SHORT EXERCISE
Locate each line in the records containing "Request". Copy it.

(Data items)

────

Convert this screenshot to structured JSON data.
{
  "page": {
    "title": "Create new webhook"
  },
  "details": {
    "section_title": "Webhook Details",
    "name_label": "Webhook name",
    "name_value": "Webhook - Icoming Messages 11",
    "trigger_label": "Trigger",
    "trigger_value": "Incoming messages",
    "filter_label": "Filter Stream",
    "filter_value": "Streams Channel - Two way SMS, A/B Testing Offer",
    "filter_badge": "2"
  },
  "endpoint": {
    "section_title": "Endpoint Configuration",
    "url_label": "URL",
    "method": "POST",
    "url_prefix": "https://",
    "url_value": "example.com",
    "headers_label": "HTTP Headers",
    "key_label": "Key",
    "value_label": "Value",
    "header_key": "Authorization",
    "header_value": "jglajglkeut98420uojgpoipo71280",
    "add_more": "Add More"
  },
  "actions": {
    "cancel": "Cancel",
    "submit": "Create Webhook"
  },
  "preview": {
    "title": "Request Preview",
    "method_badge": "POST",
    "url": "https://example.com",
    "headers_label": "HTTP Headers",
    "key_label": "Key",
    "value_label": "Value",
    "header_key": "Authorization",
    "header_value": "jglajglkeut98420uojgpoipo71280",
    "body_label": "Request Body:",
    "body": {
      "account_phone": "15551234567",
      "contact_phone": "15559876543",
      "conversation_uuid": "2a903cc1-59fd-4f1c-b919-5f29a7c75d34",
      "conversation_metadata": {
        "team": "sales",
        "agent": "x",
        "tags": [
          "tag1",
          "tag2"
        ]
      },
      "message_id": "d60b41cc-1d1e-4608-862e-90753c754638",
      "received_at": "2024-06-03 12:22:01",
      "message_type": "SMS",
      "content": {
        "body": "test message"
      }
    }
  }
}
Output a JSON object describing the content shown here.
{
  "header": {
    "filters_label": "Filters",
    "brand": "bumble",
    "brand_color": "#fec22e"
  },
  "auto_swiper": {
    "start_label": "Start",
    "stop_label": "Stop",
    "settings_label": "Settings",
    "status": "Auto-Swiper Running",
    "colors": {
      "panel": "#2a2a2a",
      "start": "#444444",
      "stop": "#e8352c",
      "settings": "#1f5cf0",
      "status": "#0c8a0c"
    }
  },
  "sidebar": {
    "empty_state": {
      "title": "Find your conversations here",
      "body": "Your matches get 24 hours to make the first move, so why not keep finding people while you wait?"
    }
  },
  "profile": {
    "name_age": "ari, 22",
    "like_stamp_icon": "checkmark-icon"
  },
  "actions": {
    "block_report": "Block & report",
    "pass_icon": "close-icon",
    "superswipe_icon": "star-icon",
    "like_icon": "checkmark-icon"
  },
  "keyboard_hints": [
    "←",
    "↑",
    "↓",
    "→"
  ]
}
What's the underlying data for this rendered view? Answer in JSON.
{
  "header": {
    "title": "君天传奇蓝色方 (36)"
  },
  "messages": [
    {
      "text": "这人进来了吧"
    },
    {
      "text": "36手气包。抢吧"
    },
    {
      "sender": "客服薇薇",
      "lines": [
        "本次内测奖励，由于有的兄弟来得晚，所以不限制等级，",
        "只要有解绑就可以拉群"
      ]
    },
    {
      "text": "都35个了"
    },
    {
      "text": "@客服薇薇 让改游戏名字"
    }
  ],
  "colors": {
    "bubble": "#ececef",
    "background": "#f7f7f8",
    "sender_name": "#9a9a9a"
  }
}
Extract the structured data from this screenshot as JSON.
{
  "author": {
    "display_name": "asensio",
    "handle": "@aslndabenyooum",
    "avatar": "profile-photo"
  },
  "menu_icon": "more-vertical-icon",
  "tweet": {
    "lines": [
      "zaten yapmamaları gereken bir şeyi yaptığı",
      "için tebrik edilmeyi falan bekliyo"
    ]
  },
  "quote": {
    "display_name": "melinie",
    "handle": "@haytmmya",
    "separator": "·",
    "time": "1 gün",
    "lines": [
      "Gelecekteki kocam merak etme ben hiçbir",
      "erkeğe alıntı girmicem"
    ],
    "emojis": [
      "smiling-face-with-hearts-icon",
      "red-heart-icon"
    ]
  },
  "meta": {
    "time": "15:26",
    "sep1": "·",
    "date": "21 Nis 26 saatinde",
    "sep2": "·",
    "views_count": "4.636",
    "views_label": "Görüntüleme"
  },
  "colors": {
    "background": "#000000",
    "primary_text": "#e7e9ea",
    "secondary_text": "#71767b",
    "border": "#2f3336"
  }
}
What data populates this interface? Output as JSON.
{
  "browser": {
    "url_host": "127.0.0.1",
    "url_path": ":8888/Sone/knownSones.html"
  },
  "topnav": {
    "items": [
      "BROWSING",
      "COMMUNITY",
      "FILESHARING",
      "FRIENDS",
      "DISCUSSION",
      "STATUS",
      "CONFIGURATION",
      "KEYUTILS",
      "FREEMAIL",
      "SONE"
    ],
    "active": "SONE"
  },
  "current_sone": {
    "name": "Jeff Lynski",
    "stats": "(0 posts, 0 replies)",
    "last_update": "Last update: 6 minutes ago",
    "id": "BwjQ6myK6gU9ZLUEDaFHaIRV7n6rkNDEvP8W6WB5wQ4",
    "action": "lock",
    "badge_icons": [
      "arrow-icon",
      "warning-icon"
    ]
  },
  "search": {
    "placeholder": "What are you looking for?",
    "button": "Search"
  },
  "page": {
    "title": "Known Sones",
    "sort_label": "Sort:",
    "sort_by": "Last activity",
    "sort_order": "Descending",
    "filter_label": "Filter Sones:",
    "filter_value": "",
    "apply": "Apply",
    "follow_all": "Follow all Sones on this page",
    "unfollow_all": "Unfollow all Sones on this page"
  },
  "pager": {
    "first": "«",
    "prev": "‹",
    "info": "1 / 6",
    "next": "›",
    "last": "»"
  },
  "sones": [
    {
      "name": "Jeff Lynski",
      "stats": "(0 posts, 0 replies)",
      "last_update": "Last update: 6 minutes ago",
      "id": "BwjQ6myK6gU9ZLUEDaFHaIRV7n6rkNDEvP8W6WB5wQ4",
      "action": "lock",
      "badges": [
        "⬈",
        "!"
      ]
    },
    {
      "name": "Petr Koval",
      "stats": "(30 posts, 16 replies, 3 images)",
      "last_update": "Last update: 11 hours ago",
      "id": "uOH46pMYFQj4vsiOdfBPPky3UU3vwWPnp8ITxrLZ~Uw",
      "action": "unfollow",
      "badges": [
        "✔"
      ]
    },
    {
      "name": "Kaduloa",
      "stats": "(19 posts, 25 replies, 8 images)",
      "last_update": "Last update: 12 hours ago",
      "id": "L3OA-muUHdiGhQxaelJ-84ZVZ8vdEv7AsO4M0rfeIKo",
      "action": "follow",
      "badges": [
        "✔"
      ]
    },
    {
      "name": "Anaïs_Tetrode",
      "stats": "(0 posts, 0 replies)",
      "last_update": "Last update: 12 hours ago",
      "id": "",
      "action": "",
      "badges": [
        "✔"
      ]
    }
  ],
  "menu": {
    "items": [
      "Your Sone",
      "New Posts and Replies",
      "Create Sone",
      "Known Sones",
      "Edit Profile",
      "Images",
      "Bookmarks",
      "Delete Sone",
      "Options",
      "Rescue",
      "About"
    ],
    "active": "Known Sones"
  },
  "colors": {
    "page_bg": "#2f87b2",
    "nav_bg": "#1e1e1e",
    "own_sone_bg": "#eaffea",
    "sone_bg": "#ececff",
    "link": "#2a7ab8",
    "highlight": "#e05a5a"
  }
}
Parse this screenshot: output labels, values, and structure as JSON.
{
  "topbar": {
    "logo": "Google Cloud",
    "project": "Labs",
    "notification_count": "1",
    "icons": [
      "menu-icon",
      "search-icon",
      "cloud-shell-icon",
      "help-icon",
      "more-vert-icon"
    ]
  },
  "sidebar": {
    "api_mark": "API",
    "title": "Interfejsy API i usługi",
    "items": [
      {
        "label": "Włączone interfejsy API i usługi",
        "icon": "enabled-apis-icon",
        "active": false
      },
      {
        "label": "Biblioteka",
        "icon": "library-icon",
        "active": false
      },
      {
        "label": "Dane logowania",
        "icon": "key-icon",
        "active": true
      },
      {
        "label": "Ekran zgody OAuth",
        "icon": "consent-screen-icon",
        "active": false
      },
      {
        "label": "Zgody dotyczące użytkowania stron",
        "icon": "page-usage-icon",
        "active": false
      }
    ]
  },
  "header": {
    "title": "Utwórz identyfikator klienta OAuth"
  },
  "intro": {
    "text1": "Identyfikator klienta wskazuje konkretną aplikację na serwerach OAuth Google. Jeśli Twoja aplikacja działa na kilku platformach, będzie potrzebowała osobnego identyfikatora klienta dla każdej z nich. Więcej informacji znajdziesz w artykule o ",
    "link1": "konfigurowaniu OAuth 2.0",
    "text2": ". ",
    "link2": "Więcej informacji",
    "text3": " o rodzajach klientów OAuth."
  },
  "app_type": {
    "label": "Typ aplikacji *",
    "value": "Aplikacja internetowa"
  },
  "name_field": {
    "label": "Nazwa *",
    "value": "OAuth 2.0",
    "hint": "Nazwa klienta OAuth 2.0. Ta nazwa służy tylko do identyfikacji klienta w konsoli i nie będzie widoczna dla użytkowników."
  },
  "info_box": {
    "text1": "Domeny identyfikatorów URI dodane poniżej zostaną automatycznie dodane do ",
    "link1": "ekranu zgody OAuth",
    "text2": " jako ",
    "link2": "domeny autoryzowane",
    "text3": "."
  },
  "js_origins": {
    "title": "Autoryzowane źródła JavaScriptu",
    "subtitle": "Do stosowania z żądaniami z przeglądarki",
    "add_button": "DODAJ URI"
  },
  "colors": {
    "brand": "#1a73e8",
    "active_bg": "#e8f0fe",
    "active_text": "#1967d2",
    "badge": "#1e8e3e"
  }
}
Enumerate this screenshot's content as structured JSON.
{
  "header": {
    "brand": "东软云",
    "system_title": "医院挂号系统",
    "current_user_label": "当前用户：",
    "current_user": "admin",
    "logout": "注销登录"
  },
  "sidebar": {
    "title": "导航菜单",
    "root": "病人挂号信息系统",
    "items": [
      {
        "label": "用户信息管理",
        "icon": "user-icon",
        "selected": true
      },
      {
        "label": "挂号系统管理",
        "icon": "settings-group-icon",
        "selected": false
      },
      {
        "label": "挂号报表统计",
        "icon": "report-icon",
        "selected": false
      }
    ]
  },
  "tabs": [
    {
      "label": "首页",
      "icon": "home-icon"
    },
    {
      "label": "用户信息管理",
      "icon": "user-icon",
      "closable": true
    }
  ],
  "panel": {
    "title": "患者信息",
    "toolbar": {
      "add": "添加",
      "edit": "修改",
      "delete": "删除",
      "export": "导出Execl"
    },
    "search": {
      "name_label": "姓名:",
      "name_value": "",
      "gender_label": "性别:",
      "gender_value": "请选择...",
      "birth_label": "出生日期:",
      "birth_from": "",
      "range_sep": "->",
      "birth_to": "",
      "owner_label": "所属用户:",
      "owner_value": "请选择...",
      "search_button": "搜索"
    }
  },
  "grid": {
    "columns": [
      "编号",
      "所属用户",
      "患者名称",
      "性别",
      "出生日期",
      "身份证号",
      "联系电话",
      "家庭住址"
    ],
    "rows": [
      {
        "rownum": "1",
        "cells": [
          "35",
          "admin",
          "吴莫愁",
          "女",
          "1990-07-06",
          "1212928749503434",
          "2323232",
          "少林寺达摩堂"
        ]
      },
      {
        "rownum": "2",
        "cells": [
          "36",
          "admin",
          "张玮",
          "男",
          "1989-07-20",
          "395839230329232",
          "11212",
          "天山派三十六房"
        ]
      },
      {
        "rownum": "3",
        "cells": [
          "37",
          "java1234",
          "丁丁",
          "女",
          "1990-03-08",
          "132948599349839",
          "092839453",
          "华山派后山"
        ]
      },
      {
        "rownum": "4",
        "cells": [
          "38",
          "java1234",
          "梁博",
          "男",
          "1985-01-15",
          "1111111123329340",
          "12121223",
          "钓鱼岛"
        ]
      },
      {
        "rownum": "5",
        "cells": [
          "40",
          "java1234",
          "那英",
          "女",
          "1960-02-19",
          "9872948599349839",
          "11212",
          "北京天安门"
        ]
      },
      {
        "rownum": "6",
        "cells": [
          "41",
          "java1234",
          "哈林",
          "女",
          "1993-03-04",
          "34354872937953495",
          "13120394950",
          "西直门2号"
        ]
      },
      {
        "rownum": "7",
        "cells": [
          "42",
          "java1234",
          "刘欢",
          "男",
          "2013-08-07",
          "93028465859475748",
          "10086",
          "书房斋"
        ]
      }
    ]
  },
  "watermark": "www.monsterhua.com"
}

────

RESULT OF THIS TASK
    "title": "Request Preview",
    "body_label": "Request Body:",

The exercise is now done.